#### WRITTEN EXERCISE
In the listing below, count the lines containing the string "icon" and state only the number.

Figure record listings
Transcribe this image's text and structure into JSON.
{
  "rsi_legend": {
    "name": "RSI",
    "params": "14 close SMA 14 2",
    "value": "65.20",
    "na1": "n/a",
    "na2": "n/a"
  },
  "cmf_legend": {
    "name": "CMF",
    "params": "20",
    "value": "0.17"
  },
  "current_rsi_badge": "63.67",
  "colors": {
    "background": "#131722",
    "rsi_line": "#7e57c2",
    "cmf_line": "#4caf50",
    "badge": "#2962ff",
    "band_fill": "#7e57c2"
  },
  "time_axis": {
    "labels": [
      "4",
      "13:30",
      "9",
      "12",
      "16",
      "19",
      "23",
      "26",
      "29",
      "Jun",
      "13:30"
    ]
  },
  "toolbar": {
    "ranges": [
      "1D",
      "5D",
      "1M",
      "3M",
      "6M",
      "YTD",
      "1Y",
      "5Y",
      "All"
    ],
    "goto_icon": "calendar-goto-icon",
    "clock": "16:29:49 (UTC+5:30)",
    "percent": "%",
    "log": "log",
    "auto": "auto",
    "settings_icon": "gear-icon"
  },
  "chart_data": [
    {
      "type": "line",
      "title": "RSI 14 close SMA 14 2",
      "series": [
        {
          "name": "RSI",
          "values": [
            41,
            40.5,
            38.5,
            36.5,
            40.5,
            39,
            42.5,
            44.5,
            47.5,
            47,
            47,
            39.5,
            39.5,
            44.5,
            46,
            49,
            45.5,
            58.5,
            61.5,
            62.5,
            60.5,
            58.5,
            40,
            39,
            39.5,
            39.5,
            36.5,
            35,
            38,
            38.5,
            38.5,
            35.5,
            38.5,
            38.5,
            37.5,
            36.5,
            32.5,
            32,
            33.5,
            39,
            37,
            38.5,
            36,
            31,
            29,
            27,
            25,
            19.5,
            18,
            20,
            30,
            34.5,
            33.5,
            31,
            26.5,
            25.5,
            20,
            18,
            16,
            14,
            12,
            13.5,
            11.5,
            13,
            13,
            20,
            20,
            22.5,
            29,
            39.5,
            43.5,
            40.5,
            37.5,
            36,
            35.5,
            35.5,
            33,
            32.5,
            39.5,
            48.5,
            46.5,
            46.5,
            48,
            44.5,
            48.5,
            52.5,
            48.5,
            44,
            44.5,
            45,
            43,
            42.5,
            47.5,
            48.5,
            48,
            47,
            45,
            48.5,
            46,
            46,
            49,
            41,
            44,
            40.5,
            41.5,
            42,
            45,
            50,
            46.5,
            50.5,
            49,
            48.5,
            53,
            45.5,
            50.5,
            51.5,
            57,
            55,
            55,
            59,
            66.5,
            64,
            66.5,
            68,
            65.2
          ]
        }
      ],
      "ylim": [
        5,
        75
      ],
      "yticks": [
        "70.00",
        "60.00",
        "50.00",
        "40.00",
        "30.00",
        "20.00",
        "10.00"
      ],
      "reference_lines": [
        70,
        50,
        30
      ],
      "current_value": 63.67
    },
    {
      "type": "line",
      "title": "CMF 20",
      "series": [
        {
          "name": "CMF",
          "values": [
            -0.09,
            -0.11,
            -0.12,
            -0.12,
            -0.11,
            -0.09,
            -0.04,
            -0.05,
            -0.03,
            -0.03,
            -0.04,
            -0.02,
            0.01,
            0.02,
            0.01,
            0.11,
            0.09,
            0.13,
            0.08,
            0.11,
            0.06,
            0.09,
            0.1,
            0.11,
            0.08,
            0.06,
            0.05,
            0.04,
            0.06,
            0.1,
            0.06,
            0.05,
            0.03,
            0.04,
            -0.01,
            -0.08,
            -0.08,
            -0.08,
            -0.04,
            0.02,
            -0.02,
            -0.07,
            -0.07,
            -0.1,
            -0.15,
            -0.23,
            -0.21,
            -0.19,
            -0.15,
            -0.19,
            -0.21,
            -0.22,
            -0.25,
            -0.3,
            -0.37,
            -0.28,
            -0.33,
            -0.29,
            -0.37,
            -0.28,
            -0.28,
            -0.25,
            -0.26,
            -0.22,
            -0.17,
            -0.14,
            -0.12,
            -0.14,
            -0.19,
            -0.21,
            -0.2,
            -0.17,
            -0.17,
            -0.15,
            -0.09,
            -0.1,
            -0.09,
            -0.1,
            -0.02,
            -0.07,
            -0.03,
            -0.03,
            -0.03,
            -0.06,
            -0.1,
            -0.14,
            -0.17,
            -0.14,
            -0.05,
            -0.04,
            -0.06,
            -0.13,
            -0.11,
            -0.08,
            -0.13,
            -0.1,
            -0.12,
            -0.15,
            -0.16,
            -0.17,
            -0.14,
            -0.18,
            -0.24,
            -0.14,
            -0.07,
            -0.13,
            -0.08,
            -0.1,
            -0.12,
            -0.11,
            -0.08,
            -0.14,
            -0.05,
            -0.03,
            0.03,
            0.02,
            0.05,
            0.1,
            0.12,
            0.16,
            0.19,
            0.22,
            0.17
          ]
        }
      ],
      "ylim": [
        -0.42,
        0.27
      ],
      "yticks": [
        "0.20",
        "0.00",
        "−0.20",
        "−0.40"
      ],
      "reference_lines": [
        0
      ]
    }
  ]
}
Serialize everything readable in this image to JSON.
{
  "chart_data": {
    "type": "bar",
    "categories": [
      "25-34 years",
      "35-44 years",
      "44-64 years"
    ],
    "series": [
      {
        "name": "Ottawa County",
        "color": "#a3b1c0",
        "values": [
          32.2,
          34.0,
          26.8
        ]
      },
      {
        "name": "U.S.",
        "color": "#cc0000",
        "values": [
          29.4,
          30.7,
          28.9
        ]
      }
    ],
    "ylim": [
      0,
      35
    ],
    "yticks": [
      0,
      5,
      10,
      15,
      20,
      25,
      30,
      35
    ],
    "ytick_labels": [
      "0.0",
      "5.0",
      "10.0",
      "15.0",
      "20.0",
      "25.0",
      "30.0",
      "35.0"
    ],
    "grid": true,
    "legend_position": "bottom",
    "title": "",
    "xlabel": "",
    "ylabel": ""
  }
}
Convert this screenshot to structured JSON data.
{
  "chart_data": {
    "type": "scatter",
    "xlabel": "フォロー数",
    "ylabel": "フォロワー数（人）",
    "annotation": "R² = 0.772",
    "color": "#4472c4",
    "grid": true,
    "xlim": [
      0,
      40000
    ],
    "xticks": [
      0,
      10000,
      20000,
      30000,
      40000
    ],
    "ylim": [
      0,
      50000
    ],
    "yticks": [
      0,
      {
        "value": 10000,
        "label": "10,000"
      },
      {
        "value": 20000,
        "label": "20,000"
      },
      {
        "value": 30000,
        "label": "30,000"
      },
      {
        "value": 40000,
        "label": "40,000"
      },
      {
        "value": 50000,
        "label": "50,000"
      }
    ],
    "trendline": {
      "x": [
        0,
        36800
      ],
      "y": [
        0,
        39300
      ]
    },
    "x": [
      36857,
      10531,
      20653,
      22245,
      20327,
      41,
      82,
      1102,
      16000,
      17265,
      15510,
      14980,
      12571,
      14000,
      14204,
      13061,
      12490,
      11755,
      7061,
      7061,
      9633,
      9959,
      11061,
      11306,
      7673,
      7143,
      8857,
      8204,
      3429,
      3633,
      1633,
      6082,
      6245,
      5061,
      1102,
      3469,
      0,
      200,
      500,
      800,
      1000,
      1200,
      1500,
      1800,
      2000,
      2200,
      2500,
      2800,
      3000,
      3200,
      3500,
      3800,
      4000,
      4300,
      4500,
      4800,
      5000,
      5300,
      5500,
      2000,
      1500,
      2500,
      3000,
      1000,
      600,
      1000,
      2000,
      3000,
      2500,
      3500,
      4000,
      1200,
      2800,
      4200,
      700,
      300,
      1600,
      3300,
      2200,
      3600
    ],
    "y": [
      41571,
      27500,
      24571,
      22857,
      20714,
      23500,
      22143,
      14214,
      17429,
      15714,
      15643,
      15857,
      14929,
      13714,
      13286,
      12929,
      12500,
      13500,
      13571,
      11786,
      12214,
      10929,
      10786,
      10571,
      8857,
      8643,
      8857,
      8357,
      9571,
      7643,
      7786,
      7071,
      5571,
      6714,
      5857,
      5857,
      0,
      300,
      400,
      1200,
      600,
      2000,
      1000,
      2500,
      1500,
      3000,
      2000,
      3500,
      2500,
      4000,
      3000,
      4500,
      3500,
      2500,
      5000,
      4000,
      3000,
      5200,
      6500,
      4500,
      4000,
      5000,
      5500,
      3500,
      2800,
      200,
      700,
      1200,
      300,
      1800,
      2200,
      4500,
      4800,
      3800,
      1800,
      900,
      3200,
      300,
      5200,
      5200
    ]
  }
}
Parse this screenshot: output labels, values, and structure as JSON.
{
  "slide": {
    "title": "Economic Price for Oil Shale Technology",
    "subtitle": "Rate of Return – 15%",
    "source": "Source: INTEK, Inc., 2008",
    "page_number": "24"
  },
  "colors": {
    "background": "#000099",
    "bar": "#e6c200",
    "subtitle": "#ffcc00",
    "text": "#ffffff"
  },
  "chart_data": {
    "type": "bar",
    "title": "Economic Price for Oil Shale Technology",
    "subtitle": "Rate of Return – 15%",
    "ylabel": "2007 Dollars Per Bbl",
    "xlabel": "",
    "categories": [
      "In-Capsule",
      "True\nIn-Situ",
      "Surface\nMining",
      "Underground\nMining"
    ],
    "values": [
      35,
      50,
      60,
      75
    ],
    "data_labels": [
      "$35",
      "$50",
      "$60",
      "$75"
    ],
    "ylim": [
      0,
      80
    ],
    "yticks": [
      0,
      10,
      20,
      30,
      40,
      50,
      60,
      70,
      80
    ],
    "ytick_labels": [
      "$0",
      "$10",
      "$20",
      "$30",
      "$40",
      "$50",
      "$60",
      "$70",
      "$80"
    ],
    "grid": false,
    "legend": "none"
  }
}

#### EXERCISE RESPONSE
2